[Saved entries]
---
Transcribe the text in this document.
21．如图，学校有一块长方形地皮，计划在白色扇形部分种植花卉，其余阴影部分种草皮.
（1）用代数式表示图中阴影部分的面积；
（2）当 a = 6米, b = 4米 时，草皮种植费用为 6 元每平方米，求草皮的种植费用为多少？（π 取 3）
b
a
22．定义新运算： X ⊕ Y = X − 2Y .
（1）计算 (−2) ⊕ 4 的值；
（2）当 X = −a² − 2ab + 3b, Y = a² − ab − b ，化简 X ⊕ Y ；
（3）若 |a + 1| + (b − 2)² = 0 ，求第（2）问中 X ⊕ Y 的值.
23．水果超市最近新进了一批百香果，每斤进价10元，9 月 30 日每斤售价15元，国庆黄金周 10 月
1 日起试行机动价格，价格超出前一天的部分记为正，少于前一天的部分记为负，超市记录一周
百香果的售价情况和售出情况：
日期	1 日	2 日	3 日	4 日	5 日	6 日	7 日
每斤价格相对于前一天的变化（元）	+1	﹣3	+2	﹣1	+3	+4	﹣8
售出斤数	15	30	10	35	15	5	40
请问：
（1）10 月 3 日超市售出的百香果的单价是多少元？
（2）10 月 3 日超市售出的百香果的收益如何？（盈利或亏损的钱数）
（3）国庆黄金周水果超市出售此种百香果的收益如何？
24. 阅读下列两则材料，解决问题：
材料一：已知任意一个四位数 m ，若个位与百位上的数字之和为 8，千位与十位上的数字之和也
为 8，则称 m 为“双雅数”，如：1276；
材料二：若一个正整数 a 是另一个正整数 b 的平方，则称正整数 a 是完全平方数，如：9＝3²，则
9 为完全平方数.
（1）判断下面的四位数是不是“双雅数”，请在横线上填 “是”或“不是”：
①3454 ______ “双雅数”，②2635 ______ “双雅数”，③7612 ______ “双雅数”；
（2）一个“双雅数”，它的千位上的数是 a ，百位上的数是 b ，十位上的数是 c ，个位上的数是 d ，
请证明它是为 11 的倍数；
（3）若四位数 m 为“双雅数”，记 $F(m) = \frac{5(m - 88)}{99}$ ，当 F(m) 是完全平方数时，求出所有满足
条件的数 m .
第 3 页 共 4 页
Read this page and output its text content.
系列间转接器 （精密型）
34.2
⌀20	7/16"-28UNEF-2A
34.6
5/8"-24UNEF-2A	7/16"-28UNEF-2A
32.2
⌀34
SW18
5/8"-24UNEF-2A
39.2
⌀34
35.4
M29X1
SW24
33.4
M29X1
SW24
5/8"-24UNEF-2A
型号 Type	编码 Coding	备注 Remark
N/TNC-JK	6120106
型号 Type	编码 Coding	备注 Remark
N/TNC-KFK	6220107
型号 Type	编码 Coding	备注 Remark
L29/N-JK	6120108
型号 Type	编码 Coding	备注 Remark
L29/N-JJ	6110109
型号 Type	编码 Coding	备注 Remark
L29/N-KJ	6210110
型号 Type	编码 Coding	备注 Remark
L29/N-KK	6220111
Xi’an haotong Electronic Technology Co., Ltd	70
---
◆ TASK
Type out all of the material again, word for word.

◆ OUTPUT OF THE EXERCISE
Transcribe the text in this document.
21．如图，学校有一块长方形地皮，计划在白色扇形部分种植花卉，其余阴影部分种草皮.
（1）用代数式表示图中阴影部分的面积；
（2）当 a = 6米, b = 4米 时，草皮种植费用为 6 元每平方米，求草皮的种植费用为多少？（π 取 3）
b
a
22．定义新运算： X ⊕ Y = X − 2Y .
（1）计算 (−2) ⊕ 4 的值；
（2）当 X = −a² − 2ab + 3b, Y = a² − ab − b ，化简 X ⊕ Y ；
（3）若 |a + 1| + (b − 2)² = 0 ，求第（2）问中 X ⊕ Y 的值.
23．水果超市最近新进了一批百香果，每斤进价10元，9 月 30 日每斤售价15元，国庆黄金周 10 月
1 日起试行机动价格，价格超出前一天的部分记为正，少于前一天的部分记为负，超市记录一周
百香果的售价情况和售出情况：
日期	1 日	2 日	3 日	4 日	5 日	6 日	7 日
每斤价格相对于前一天的变化（元）	+1	﹣3	+2	﹣1	+3	+4	﹣8
售出斤数	15	30	10	35	15	5	40
请问：
（1）10 月 3 日超市售出的百香果的单价是多少元？
（2）10 月 3 日超市售出的百香果的收益如何？（盈利或亏损的钱数）
（3）国庆黄金周水果超市出售此种百香果的收益如何？
24. 阅读下列两则材料，解决问题：
材料一：已知任意一个四位数 m ，若个位与百位上的数字之和为 8，千位与十位上的数字之和也
为 8，则称 m 为“双雅数”，如：1276；
材料二：若一个正整数 a 是另一个正整数 b 的平方，则称正整数 a 是完全平方数，如：9＝3²，则
9 为完全平方数.
（1）判断下面的四位数是不是“双雅数”，请在横线上填 “是”或“不是”：
①3454 ______ “双雅数”，②2635 ______ “双雅数”，③7612 ______ “双雅数”；
（2）一个“双雅数”，它的千位上的数是 a ，百位上的数是 b ，十位上的数是 c ，个位上的数是 d ，
请证明它是为 11 的倍数；
（3）若四位数 m 为“双雅数”，记 $F(m) = \frac{5(m - 88)}{99}$ ，当 F(m) 是完全平方数时，求出所有满足
条件的数 m .
第 3 页 共 4 页
Read this page and output its text content.
系列间转接器 （精密型）
34.2
⌀20	7/16"-28UNEF-2A
34.6
5/8"-24UNEF-2A	7/16"-28UNEF-2A
32.2
⌀34
SW18
5/8"-24UNEF-2A
39.2
⌀34
35.4
M29X1
SW24
33.4
M29X1
SW24
5/8"-24UNEF-2A
型号 Type	编码 Coding	备注 Remark
N/TNC-JK	6120106
型号 Type	编码 Coding	备注 Remark
N/TNC-KFK	6220107
型号 Type	编码 Coding	备注 Remark
L29/N-JK	6120108
型号 Type	编码 Coding	备注 Remark
L29/N-JJ	6110109
型号 Type	编码 Coding	备注 Remark
L29/N-KJ	6210110
型号 Type	编码 Coding	备注 Remark
L29/N-KK	6220111
Xi’an haotong Electronic Technology Co., Ltd	70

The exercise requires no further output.